Extracts from a graphics dataset:
__________

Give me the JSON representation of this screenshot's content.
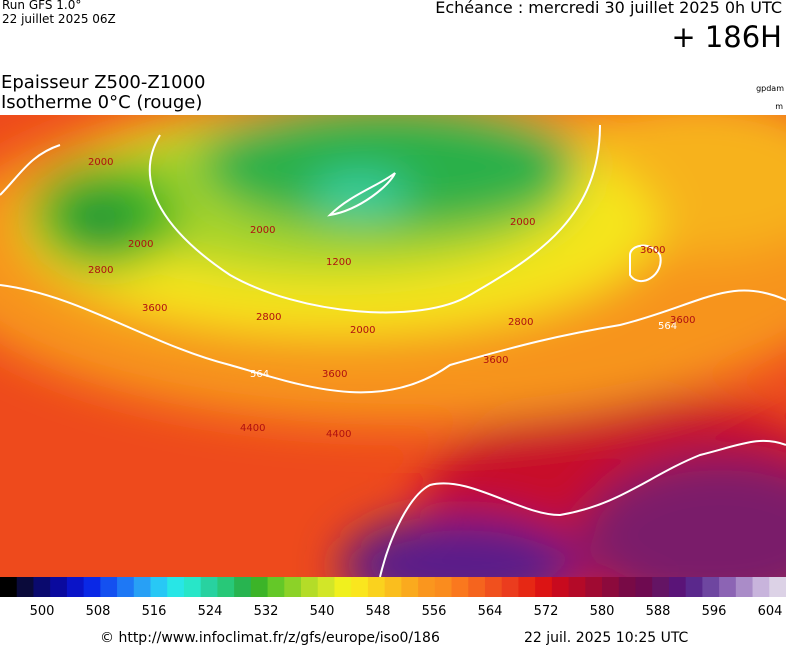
{
  "header": {
    "run": "Run GFS 1.0°",
    "run_date": "22 juillet 2025 06Z",
    "valid": "Echéance : mercredi 30 juillet 2025 0h UTC",
    "lead": "+ 186H",
    "title": "Epaisseur Z500-Z1000",
    "subtitle": "Isotherme 0°C (rouge)",
    "unit_thickness": "gpdam",
    "unit_iso": "m"
  },
  "map": {
    "contour_labels": [
      "2000",
      "2000",
      "2800",
      "3600",
      "2000",
      "1200",
      "2800",
      "2000",
      "3600",
      "564",
      "4400",
      "4400",
      "3600",
      "2800",
      "564",
      "3600",
      "3600",
      "2000"
    ]
  },
  "colorbar": {
    "ticks": [
      500,
      508,
      516,
      524,
      532,
      540,
      548,
      556,
      564,
      572,
      580,
      588,
      596,
      604
    ],
    "colors": [
      "#000000",
      "#0a0a3a",
      "#0a0a6e",
      "#0a0a9e",
      "#0a14c8",
      "#0a28e6",
      "#1450f0",
      "#1e78f5",
      "#28a0f5",
      "#28c8f5",
      "#28e6e6",
      "#28e6c8",
      "#28d2a0",
      "#28c878",
      "#28b450",
      "#3cb428",
      "#64c828",
      "#8cd228",
      "#b4dc28",
      "#d2e628",
      "#f0f01e",
      "#fae61e",
      "#fad21e",
      "#fabe1e",
      "#faaa1e",
      "#fa961e",
      "#fa8c1e",
      "#fa781e",
      "#f5641e",
      "#f0501e",
      "#eb3c1e",
      "#e62814",
      "#dc1414",
      "#c80a1e",
      "#b40a28",
      "#a00a32",
      "#8c0a3c",
      "#780a46",
      "#6e0a50",
      "#641464",
      "#5a1478",
      "#5a288c",
      "#6e46a0",
      "#8c64b4",
      "#aa8cc8",
      "#c8b4dc",
      "#dcd2e6"
    ]
  },
  "footer": {
    "url": "© http://www.infoclimat.fr/z/gfs/europe/iso0/186",
    "timestamp": "22 juil. 2025 10:25 UTC"
  }
}
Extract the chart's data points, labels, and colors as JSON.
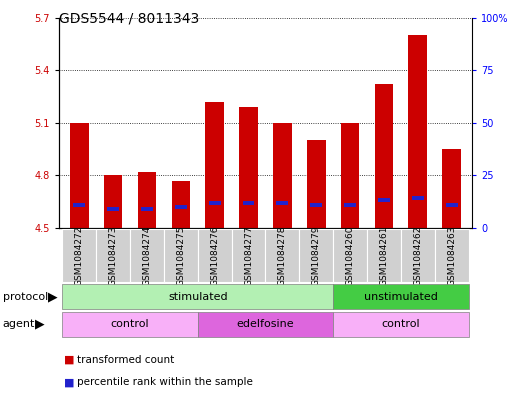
{
  "title": "GDS5544 / 8011343",
  "samples": [
    "GSM1084272",
    "GSM1084273",
    "GSM1084274",
    "GSM1084275",
    "GSM1084276",
    "GSM1084277",
    "GSM1084278",
    "GSM1084279",
    "GSM1084260",
    "GSM1084261",
    "GSM1084262",
    "GSM1084263"
  ],
  "red_values": [
    5.1,
    4.8,
    4.82,
    4.77,
    5.22,
    5.19,
    5.1,
    5.0,
    5.1,
    5.32,
    5.6,
    4.95
  ],
  "blue_values": [
    4.63,
    4.61,
    4.61,
    4.62,
    4.64,
    4.64,
    4.64,
    4.63,
    4.63,
    4.66,
    4.67,
    4.63
  ],
  "ymin": 4.5,
  "ymax": 5.7,
  "yticks_left": [
    4.5,
    4.8,
    5.1,
    5.4,
    5.7
  ],
  "yticks_right_pct": [
    0,
    25,
    50,
    75,
    100
  ],
  "yticks_right_labels": [
    "0",
    "25",
    "50",
    "75",
    "100%"
  ],
  "bar_color_red": "#cc0000",
  "bar_color_blue": "#2222cc",
  "bar_width": 0.55,
  "blue_bar_width": 0.35,
  "blue_bar_height": 0.022,
  "protocol_color_stim": "#b3f0b3",
  "protocol_color_unstim": "#44cc44",
  "agent_color_light": "#f8b0f8",
  "agent_color_dark": "#dd66dd",
  "legend_red": "transformed count",
  "legend_blue": "percentile rank within the sample",
  "sample_bg": "#d0d0d0",
  "title_fontsize": 10,
  "tick_fontsize": 7,
  "label_fontsize": 8
}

__________

Scan the records above for the string "juillet", then report every line that contains it.

» **Written solution**
    "run_date": "22 juillet 2025 06Z",
    "valid": "Echéance : mercredi 30 juillet 2025 0h UTC",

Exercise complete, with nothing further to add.